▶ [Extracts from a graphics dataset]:

● ● ● ● ● ● ●

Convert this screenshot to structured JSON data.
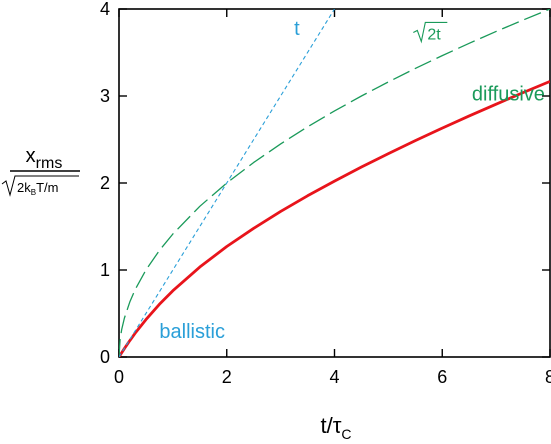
{
  "chart_data": {
    "type": "line",
    "xlabel": {
      "main": "t/τ",
      "sub": "C"
    },
    "ylabel": {
      "numerator_main": "x",
      "numerator_sub": "rms",
      "denominator": {
        "prefix": "2k",
        "sub": "B",
        "suffix": "T/m"
      }
    },
    "xlim": [
      0,
      8
    ],
    "ylim": [
      0,
      4
    ],
    "x_ticks": [
      "0",
      "2",
      "4",
      "6",
      "8"
    ],
    "y_ticks": [
      "0",
      "1",
      "2",
      "3",
      "4"
    ],
    "x_tick_values": [
      0,
      2,
      4,
      6,
      8
    ],
    "y_tick_values": [
      0,
      1,
      2,
      3,
      4
    ],
    "grid": false,
    "series": [
      {
        "style": "solid",
        "color": "#e8141b",
        "x": [
          0,
          0.05,
          0.1,
          0.2,
          0.3,
          0.5,
          0.75,
          1,
          1.5,
          2,
          2.5,
          3,
          3.5,
          4,
          4.5,
          5,
          5.5,
          6,
          6.5,
          7,
          7.5,
          8
        ],
        "y": [
          0,
          0.049,
          0.097,
          0.188,
          0.274,
          0.43,
          0.606,
          0.762,
          1.034,
          1.27,
          1.479,
          1.673,
          1.853,
          2.022,
          2.184,
          2.338,
          2.487,
          2.631,
          2.771,
          2.906,
          3.039,
          3.168
        ]
      },
      {
        "style": "long-dash",
        "color": "#1a9a5a",
        "x": [
          0,
          0.02,
          0.05,
          0.1,
          0.2,
          0.3,
          0.5,
          0.75,
          1,
          1.5,
          2,
          2.5,
          3,
          3.5,
          4,
          4.5,
          5,
          5.5,
          6,
          6.5,
          7,
          7.5,
          8
        ],
        "y": [
          0,
          0.2,
          0.316,
          0.447,
          0.632,
          0.775,
          1.0,
          1.225,
          1.414,
          1.732,
          2.0,
          2.236,
          2.449,
          2.646,
          2.828,
          3.0,
          3.162,
          3.317,
          3.464,
          3.606,
          3.742,
          3.873,
          4.0
        ]
      },
      {
        "style": "short-dash",
        "color": "#2a9fd8",
        "x": [
          0,
          4
        ],
        "y": [
          0,
          4
        ]
      }
    ],
    "annotations": [
      {
        "text": "t",
        "x": 3.25,
        "y": 3.7,
        "color": "#2a9fd8"
      },
      {
        "text": "2t",
        "x": 5.5,
        "y": 3.65,
        "color": "#1a9a5a",
        "sqrt": true
      },
      {
        "text": "diffusive",
        "x": 6.55,
        "y": 2.95,
        "color": "#1a9a5a"
      },
      {
        "text": "ballistic",
        "x": 0.75,
        "y": 0.22,
        "color": "#2a9fd8"
      }
    ]
  }
}
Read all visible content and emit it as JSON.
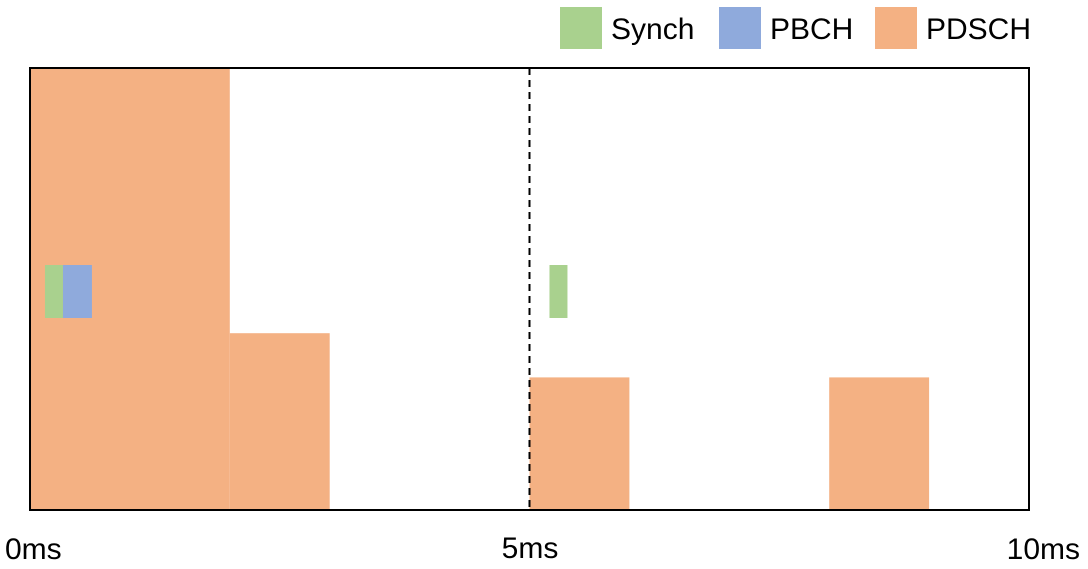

● ● ● ● ● ● ●

▶ [SHORT EXERCISE]:
Without the pictures, write out the whole listing above exactly as it appears.

▶ [RESULT OF THE TASK]:
Convert this screenshot to structured JSON data.
{
  "chart_data": {
    "type": "line",
    "xlabel": {
      "main": "t/τ",
      "sub": "C"
    },
    "ylabel": {
      "numerator_main": "x",
      "numerator_sub": "rms",
      "denominator": {
        "prefix": "2k",
        "sub": "B",
        "suffix": "T/m"
      }
    },
    "xlim": [
      0,
      8
    ],
    "ylim": [
      0,
      4
    ],
    "x_ticks": [
      "0",
      "2",
      "4",
      "6",
      "8"
    ],
    "y_ticks": [
      "0",
      "1",
      "2",
      "3",
      "4"
    ],
    "x_tick_values": [
      0,
      2,
      4,
      6,
      8
    ],
    "y_tick_values": [
      0,
      1,
      2,
      3,
      4
    ],
    "grid": false,
    "series": [
      {
        "style": "solid",
        "color": "#e8141b",
        "x": [
          0,
          0.05,
          0.1,
          0.2,
          0.3,
          0.5,
          0.75,
          1,
          1.5,
          2,
          2.5,
          3,
          3.5,
          4,
          4.5,
          5,
          5.5,
          6,
          6.5,
          7,
          7.5,
          8
        ],
        "y": [
          0,
          0.049,
          0.097,
          0.188,
          0.274,
          0.43,
          0.606,
          0.762,
          1.034,
          1.27,
          1.479,
          1.673,
          1.853,
          2.022,
          2.184,
          2.338,
          2.487,
          2.631,
          2.771,
          2.906,
          3.039,
          3.168
        ]
      },
      {
        "style": "long-dash",
        "color": "#1a9a5a",
        "x": [
          0,
          0.02,
          0.05,
          0.1,
          0.2,
          0.3,
          0.5,
          0.75,
          1,
          1.5,
          2,
          2.5,
          3,
          3.5,
          4,
          4.5,
          5,
          5.5,
          6,
          6.5,
          7,
          7.5,
          8
        ],
        "y": [
          0,
          0.2,
          0.316,
          0.447,
          0.632,
          0.775,
          1.0,
          1.225,
          1.414,
          1.732,
          2.0,
          2.236,
          2.449,
          2.646,
          2.828,
          3.0,
          3.162,
          3.317,
          3.464,
          3.606,
          3.742,
          3.873,
          4.0
        ]
      },
      {
        "style": "short-dash",
        "color": "#2a9fd8",
        "x": [
          0,
          4
        ],
        "y": [
          0,
          4
        ]
      }
    ],
    "annotations": [
      {
        "text": "t",
        "x": 3.25,
        "y": 3.7,
        "color": "#2a9fd8"
      },
      {
        "text": "2t",
        "x": 5.5,
        "y": 3.65,
        "color": "#1a9a5a",
        "sqrt": true
      },
      {
        "text": "diffusive",
        "x": 6.55,
        "y": 2.95,
        "color": "#1a9a5a"
      },
      {
        "text": "ballistic",
        "x": 0.75,
        "y": 0.22,
        "color": "#2a9fd8"
      }
    ]
  }
}
Read all visible content and emit it as JSON.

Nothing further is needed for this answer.